--- start of Records supplied ---

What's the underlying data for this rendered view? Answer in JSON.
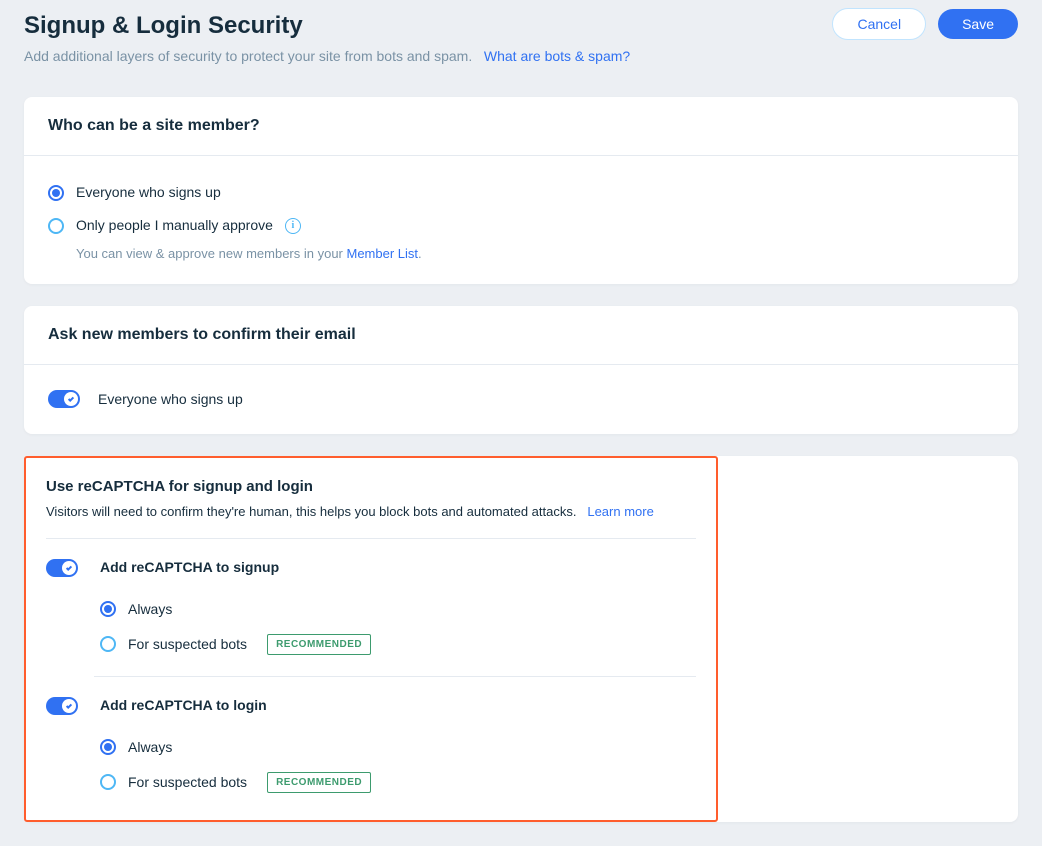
{
  "header": {
    "title": "Signup & Login Security",
    "subtitle": "Add additional layers of security to protect your site from bots and spam.",
    "help_link": "What are bots & spam?",
    "cancel_label": "Cancel",
    "save_label": "Save"
  },
  "section1": {
    "title": "Who can be a site member?",
    "option1": "Everyone who signs up",
    "option2": "Only people I manually approve",
    "helper_prefix": "You can view & approve new members in your ",
    "helper_link": "Member List",
    "helper_suffix": "."
  },
  "section2": {
    "title": "Ask new members to confirm their email",
    "toggle_label": "Everyone who signs up"
  },
  "section3": {
    "title": "Use reCAPTCHA for signup and login",
    "subtitle": "Visitors will need to confirm they're human, this helps you block bots and automated attacks.",
    "learn_more": "Learn more",
    "signup": {
      "title": "Add reCAPTCHA to signup",
      "opt_always": "Always",
      "opt_suspected": "For suspected bots",
      "badge": "RECOMMENDED"
    },
    "login": {
      "title": "Add reCAPTCHA to login",
      "opt_always": "Always",
      "opt_suspected": "For suspected bots",
      "badge": "RECOMMENDED"
    }
  }
}
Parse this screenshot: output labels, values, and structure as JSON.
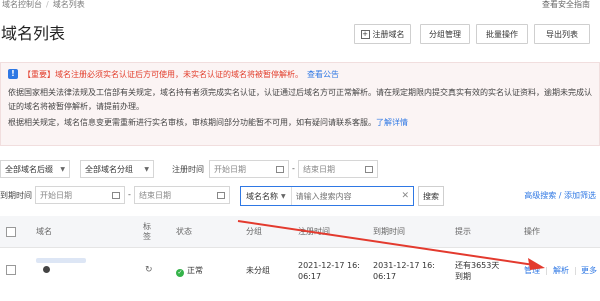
{
  "breadcrumb": {
    "root": "域名控制台",
    "current": "域名列表"
  },
  "help_link": "查看安全指南",
  "page_title": "域名列表",
  "toolbar": {
    "register_label": "注册域名",
    "group_label": "分组管理",
    "ops_label": "批量操作",
    "export_label": "导出列表"
  },
  "notice": {
    "line1": "【重要】域名注册必须实名认证后方可使用，未实名认证的域名将被暂停解析。",
    "line1_link": "查看公告",
    "line2": "依据国家相关法律法规及工信部有关规定，域名持有者须完成实名认证，认证通过后域名方可正常解析。请在规定期限内提交真实有效的实名认证资料，逾期未完成认证的域名将被暂停解析，请提前办理。",
    "line3": "根据相关规定，域名信息变更需重新进行实名审核，审核期间部分功能暂不可用，如有疑问请联系客服。",
    "line3_link": "了解详情"
  },
  "filters": {
    "suffix_select": "全部域名后缀",
    "type_select": "全部域名分组",
    "register_time_label": "注册时间",
    "register_start": "开始日期",
    "register_end": "结束日期",
    "expire_time_label": "到期时间",
    "expire_start": "开始日期",
    "expire_end": "结束日期",
    "search_type": "域名名称",
    "search_placeholder": "请输入搜索内容",
    "search_button": "搜索",
    "advanced_link": "高级搜索 / 添加筛选"
  },
  "table": {
    "columns": {
      "domain": "域名",
      "tag": "标签",
      "status": "状态",
      "group": "分组",
      "register_time": "注册时间",
      "expire_time": "到期时间",
      "tips": "提示",
      "actions": "操作"
    },
    "rows": [
      {
        "status": "正常",
        "group": "未分组",
        "register_date": "2021-12-17 16:",
        "register_time": "06:17",
        "expire_date": "2031-12-17 16:",
        "expire_time": "06:17",
        "tips_line1": "还有3653天",
        "tips_line2": "到期",
        "action_manage": "管理",
        "action_resolve": "解析",
        "action_more": "更多"
      }
    ]
  },
  "colors": {
    "accent": "#2f78e4",
    "notice_red": "#e23d2b",
    "status_green": "#35b34a",
    "arrow_red": "#e33a2e"
  },
  "icons": [
    "info-icon",
    "register-icon",
    "calendar-icon",
    "clear-icon",
    "play-icon",
    "dnssec-icon",
    "status-check-icon",
    "annotation-arrow"
  ]
}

--- end of Records supplied ---

*The task*
Restate the whole listing above exactly, except for its images.

*Solution to this exercise*
What's the underlying data for this rendered view? Answer in JSON.
{
  "header": {
    "title": "Signup & Login Security",
    "subtitle": "Add additional layers of security to protect your site from bots and spam.",
    "help_link": "What are bots & spam?",
    "cancel_label": "Cancel",
    "save_label": "Save"
  },
  "section1": {
    "title": "Who can be a site member?",
    "option1": "Everyone who signs up",
    "option2": "Only people I manually approve",
    "helper_prefix": "You can view & approve new members in your ",
    "helper_link": "Member List",
    "helper_suffix": "."
  },
  "section2": {
    "title": "Ask new members to confirm their email",
    "toggle_label": "Everyone who signs up"
  },
  "section3": {
    "title": "Use reCAPTCHA for signup and login",
    "subtitle": "Visitors will need to confirm they're human, this helps you block bots and automated attacks.",
    "learn_more": "Learn more",
    "signup": {
      "title": "Add reCAPTCHA to signup",
      "opt_always": "Always",
      "opt_suspected": "For suspected bots",
      "badge": "RECOMMENDED"
    },
    "login": {
      "title": "Add reCAPTCHA to login",
      "opt_always": "Always",
      "opt_suspected": "For suspected bots",
      "badge": "RECOMMENDED"
    }
  }
}
Parse this screenshot: output labels, values, and structure as JSON.
{
  "breadcrumb": {
    "root": "域名控制台",
    "current": "域名列表"
  },
  "help_link": "查看安全指南",
  "page_title": "域名列表",
  "toolbar": {
    "register_label": "注册域名",
    "group_label": "分组管理",
    "ops_label": "批量操作",
    "export_label": "导出列表"
  },
  "notice": {
    "line1": "【重要】域名注册必须实名认证后方可使用，未实名认证的域名将被暂停解析。",
    "line1_link": "查看公告",
    "line2": "依据国家相关法律法规及工信部有关规定，域名持有者须完成实名认证，认证通过后域名方可正常解析。请在规定期限内提交真实有效的实名认证资料，逾期未完成认证的域名将被暂停解析，请提前办理。",
    "line3": "根据相关规定，域名信息变更需重新进行实名审核，审核期间部分功能暂不可用，如有疑问请联系客服。",
    "line3_link": "了解详情"
  },
  "filters": {
    "suffix_select": "全部域名后缀",
    "type_select": "全部域名分组",
    "register_time_label": "注册时间",
    "register_start": "开始日期",
    "register_end": "结束日期",
    "expire_time_label": "到期时间",
    "expire_start": "开始日期",
    "expire_end": "结束日期",
    "search_type": "域名名称",
    "search_placeholder": "请输入搜索内容",
    "search_button": "搜索",
    "advanced_link": "高级搜索 / 添加筛选"
  },
  "table": {
    "columns": {
      "domain": "域名",
      "tag": "标签",
      "status": "状态",
      "group": "分组",
      "register_time": "注册时间",
      "expire_time": "到期时间",
      "tips": "提示",
      "actions": "操作"
    },
    "rows": [
      {
        "status": "正常",
        "group": "未分组",
        "register_date": "2021-12-17 16:",
        "register_time": "06:17",
        "expire_date": "2031-12-17 16:",
        "expire_time": "06:17",
        "tips_line1": "还有3653天",
        "tips_line2": "到期",
        "action_manage": "管理",
        "action_resolve": "解析",
        "action_more": "更多"
      }
    ]
  },
  "colors": {
    "accent": "#2f78e4",
    "notice_red": "#e23d2b",
    "status_green": "#35b34a",
    "arrow_red": "#e33a2e"
  },
  "icons": [
    "info-icon",
    "register-icon",
    "calendar-icon",
    "clear-icon",
    "play-icon",
    "dnssec-icon",
    "status-check-icon",
    "annotation-arrow"
  ]
}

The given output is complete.